PASSAGE PROVIDED:
Here the structures have more fanciful shapes. They’re shelters, I realize. An elderly man lies sleeping in one, while a couple picnics in another. They’re constructed all cockamamie with any kind of driftwood at hand—logs, tree roots, branches, planks—all worn smooth and gray, and cunningly leaned, stacked, and interlocked. Some are long and low tunnels; others have windows facing the water.   Still others are too small for anyone but kids. “Welcome” is written on one, “Keep Out” scrawled on its child-sized annex. Charmed—they remind me of the forts I built in my childhood—I plop down in one, and Earl joins me, the two of us shielded from the wind.

Earl reminisces about his army days, saying that he may have been the youngest pilot in the Army Air Corps; he enlisted at eighteen, then was rushed through training, since the war was winding down. He flew C-37s—cargo planes—full of Jerry cans of fuel for the tankers that Patton abandoned when they ran out of gas.

The Americans flew in tight formation, he says, and joked about the British RAF’s lack of same, saying, “Same day, same direction.”

He describes the K-rations they lived on—cheese, crackers, and a slab of Spam—and the 1-in-10 rations—canned hash or spaghetti—they considered a luxury. They would poke the cans full of holes, so they wouldn’t explode, and heat them up by sticking them in a valve at the back of the plane. In the winter they washed their clothes in airplane fuel—they got cold, he explained, running around in their skivvies and it was a fast way to get the job done. Then they hung them out to dry on the wings of the plane.

After the war, he went to see With God as My Copilot with George, one of the navigators. “The way the author described his exploits,” Earl had said, “you would have thought he won the war single-handedly.” “No wonder God only made copilot,” George observed.

Since he hadn’t finished his tour of duty when the war ended, Earl flew feeder planes carrying refugees back to their native countries. Though the planes were designed to carry fifteen people at most, they were able to crowd in twenty-five to thirty because the refugees, concentration camp victims, were so emaciated none of them weighed more than a hundred pounds.

APPLY WHAT YOU READ:
1. Copy the section of the memoir passage that starts at the words "After the war, he" and ends after the words "a hundred pounds.".
2. Decide whether each statement agrees with the memoir passage: (a) Earl enlisted at eighteen. (b) Earl flew fighter planes. (c) The feeder planes carried no more than fifteen refugees. Answer yes or no for each, quoting the deciding words.
3. In the memoir passage, where did the crews hang their clothes to dry after washing them in airplane fuel?
Work only from the memoir passage.

Page segmentation data:

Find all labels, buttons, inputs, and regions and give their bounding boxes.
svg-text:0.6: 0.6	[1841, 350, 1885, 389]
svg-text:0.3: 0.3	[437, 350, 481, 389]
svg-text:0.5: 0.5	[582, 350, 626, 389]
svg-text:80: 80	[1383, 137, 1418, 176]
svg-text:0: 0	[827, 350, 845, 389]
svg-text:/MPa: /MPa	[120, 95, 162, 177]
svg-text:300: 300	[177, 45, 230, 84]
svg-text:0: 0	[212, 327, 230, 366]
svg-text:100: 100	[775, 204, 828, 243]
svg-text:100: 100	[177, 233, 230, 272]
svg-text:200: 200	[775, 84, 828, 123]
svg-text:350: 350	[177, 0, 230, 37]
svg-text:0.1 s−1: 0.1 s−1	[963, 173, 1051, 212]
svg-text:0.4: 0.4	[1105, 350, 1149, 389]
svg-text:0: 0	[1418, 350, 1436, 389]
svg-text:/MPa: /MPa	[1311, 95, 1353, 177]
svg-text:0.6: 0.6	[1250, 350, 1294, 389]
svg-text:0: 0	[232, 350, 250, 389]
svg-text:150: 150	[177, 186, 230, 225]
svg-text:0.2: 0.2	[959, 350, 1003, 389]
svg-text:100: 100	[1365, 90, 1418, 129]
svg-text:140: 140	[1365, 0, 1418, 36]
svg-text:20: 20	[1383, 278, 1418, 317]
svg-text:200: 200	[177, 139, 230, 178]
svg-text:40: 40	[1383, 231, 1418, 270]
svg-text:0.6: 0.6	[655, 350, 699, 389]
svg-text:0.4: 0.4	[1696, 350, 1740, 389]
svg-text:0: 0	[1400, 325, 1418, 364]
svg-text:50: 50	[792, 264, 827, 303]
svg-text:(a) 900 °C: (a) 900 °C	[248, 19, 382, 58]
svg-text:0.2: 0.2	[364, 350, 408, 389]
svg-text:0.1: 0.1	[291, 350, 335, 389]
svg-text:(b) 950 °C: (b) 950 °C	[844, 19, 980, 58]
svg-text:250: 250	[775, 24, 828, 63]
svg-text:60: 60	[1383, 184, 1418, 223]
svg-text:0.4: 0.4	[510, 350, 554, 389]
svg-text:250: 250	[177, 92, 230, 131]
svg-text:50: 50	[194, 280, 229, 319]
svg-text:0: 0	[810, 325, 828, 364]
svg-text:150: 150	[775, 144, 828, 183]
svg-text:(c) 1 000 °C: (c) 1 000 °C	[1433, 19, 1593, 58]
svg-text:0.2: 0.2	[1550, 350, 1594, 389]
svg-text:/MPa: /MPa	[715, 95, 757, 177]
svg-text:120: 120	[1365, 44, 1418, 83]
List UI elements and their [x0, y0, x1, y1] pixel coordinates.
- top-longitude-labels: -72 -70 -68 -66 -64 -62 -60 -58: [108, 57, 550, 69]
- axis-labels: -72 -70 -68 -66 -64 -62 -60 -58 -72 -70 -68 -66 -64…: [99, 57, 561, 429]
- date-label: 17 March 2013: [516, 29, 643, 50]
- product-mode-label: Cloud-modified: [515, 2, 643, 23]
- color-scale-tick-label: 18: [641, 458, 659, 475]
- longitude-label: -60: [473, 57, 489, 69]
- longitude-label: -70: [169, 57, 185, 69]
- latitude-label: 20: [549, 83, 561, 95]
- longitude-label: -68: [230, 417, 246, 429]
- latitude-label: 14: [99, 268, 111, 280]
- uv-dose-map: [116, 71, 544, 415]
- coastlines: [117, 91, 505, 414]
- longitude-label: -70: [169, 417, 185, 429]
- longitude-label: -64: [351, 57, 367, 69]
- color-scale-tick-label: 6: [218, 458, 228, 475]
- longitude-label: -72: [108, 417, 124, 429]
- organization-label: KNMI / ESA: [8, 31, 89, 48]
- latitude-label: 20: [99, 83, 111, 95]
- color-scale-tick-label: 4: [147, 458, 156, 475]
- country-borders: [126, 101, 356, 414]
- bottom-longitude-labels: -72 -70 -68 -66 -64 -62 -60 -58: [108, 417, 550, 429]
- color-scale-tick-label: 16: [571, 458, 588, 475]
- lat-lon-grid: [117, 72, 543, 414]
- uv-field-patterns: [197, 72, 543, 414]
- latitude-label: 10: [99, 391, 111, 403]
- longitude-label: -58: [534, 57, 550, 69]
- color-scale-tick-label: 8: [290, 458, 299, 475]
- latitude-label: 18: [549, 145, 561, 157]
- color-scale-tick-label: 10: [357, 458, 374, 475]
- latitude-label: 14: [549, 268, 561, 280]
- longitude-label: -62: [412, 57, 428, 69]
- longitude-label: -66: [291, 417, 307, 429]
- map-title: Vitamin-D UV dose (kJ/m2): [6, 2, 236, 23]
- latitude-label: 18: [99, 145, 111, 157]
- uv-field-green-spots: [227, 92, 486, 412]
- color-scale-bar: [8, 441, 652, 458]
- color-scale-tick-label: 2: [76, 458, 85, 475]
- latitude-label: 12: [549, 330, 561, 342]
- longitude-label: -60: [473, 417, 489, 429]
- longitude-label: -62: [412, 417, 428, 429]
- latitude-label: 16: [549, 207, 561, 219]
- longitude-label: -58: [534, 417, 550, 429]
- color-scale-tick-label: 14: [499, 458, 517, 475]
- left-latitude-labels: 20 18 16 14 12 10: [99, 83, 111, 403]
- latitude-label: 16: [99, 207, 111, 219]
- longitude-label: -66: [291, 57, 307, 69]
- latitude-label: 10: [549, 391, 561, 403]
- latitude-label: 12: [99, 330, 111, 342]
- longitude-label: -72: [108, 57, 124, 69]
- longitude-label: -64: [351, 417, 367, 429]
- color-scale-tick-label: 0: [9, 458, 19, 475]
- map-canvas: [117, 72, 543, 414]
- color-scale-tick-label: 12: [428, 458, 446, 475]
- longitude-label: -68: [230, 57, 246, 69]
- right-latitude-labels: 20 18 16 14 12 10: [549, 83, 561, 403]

RESPONSE LIST:
1.
After the war, he went to see With God as My Copilot with George, one of the navigators. “The way the author described his exploits,” Earl had said, “you would have thought he won the war single-handedly.” “No wonder God only made copilot,” George observed.

Since he hadn’t finished his tour of duty when the war ended, Earl flew feeder planes carrying refugees back to their native countries. Though the planes were designed to carry fifteen people at most, they were able to crowd in twenty-five to thirty because the refugees, concentration camp victims, were so emaciated none of them weighed more than a hundred pounds.

2.
(a) Yes: "he enlisted at eighteen"
(b) No: "He flew C-37s—cargo planes—full of Jerry cans of fuel"
(c) No: "they were able to crowd in twenty-five to thirty"

3. They hung them out to dry on the wings of the plane.